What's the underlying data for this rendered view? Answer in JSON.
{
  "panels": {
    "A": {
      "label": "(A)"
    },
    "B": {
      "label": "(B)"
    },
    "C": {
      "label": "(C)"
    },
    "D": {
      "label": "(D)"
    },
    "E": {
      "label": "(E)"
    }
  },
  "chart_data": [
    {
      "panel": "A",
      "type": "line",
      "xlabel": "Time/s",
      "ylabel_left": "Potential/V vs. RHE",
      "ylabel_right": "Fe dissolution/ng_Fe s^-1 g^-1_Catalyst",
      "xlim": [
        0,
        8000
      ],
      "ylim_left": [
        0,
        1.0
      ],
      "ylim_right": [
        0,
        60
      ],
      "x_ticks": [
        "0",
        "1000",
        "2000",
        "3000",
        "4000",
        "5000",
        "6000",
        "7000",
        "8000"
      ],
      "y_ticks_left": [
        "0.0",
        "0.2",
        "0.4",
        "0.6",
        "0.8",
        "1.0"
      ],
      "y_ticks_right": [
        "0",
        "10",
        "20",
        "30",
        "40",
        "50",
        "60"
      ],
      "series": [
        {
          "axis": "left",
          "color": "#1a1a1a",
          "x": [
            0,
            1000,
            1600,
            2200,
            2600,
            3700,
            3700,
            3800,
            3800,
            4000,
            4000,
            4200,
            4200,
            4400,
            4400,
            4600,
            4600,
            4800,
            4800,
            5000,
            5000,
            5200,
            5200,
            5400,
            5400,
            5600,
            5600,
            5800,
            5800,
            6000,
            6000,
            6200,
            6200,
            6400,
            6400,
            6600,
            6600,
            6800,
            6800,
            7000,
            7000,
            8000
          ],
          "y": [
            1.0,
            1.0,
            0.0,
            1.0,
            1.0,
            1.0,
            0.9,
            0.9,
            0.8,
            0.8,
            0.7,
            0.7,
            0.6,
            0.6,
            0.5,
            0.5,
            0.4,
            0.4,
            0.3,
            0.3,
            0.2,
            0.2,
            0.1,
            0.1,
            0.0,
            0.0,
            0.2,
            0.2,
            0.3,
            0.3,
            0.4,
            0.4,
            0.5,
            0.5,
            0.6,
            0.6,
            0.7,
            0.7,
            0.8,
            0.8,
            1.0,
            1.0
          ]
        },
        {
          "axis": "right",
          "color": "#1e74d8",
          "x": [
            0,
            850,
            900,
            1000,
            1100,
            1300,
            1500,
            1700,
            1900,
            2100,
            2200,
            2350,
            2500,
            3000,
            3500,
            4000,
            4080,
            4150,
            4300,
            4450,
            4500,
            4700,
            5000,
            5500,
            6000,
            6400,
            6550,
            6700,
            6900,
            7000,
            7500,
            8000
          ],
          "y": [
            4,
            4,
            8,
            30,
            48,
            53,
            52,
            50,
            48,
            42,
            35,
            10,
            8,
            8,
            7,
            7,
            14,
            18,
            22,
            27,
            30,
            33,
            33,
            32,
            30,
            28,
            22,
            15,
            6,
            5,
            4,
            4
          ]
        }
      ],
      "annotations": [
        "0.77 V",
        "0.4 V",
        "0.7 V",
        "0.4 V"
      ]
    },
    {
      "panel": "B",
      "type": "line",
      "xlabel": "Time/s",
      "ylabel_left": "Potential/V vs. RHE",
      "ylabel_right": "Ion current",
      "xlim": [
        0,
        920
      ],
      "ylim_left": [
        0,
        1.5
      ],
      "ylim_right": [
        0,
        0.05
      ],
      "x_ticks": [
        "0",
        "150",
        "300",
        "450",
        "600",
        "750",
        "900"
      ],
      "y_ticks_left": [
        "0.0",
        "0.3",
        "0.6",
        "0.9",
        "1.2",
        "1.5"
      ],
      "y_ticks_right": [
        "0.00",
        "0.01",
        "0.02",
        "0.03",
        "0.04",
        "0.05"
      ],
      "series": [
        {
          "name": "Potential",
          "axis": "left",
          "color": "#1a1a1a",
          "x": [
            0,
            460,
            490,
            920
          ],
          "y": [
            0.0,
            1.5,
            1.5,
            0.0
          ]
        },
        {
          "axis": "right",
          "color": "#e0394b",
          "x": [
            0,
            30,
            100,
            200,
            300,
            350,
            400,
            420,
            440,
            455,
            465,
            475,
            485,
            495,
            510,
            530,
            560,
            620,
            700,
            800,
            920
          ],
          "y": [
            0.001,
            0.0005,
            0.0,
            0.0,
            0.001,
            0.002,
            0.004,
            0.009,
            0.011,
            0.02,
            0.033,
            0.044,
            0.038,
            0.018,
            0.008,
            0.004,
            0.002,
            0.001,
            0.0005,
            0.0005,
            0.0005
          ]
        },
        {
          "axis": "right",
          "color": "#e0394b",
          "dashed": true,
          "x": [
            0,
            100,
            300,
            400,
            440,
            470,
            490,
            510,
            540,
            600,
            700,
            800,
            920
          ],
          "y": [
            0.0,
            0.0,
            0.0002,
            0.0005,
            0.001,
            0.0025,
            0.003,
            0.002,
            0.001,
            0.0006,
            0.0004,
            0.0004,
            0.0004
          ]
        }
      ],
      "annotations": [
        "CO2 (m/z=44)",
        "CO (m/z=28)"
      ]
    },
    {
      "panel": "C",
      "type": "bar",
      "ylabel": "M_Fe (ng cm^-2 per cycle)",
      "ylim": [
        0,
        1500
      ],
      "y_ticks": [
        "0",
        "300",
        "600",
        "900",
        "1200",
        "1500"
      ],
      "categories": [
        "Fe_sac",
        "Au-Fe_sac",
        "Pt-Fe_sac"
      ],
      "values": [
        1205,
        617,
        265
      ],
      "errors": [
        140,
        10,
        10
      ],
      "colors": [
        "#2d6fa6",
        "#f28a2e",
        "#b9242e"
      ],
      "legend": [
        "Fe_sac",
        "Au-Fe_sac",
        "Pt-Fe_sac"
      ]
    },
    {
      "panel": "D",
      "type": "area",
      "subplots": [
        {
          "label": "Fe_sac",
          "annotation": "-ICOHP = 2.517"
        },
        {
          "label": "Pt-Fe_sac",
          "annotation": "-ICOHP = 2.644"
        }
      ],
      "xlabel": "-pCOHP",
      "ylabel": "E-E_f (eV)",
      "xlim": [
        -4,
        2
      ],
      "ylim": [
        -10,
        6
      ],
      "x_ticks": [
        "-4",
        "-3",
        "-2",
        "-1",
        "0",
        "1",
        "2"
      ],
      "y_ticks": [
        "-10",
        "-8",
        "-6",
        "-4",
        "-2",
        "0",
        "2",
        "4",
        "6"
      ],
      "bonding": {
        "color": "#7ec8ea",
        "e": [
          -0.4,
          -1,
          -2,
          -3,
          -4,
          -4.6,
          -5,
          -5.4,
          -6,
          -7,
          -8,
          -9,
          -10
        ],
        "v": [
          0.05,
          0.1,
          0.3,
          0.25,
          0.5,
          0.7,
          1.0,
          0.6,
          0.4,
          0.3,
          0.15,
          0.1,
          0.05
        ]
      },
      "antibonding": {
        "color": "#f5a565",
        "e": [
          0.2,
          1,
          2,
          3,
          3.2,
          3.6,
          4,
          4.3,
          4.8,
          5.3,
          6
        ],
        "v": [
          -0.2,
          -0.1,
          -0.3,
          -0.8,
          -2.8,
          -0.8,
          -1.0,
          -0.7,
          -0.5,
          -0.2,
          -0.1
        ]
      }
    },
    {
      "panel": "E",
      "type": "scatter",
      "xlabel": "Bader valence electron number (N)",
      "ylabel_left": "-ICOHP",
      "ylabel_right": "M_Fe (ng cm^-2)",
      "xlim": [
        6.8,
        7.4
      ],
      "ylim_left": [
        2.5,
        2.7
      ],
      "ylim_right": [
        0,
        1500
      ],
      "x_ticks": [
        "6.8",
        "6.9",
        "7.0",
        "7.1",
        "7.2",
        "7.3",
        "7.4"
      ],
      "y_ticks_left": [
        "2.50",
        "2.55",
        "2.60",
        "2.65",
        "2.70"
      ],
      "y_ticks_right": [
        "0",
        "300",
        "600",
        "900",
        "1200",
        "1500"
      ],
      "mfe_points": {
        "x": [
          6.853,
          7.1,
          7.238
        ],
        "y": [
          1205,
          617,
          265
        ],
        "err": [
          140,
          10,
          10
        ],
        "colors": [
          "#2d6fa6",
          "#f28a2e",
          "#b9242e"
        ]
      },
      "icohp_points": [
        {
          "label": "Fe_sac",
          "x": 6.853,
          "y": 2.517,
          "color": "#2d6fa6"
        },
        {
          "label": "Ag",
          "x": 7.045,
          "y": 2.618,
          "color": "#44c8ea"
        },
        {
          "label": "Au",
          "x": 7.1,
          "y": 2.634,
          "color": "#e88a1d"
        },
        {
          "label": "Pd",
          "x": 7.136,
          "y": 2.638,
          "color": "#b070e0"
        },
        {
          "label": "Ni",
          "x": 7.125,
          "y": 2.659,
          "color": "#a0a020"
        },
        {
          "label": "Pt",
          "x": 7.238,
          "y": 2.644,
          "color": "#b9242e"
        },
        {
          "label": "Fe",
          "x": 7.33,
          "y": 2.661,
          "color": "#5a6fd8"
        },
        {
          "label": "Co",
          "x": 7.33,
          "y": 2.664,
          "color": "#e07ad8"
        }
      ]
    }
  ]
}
○ ○ ○ ○
## Instructions for the task:
Which lines hold the string "type"? Copy all of them from the data above.

## Exercise result:
      "type": "line",
      "type": "line",
      "type": "bar",
      "type": "area",
      "type": "scatter",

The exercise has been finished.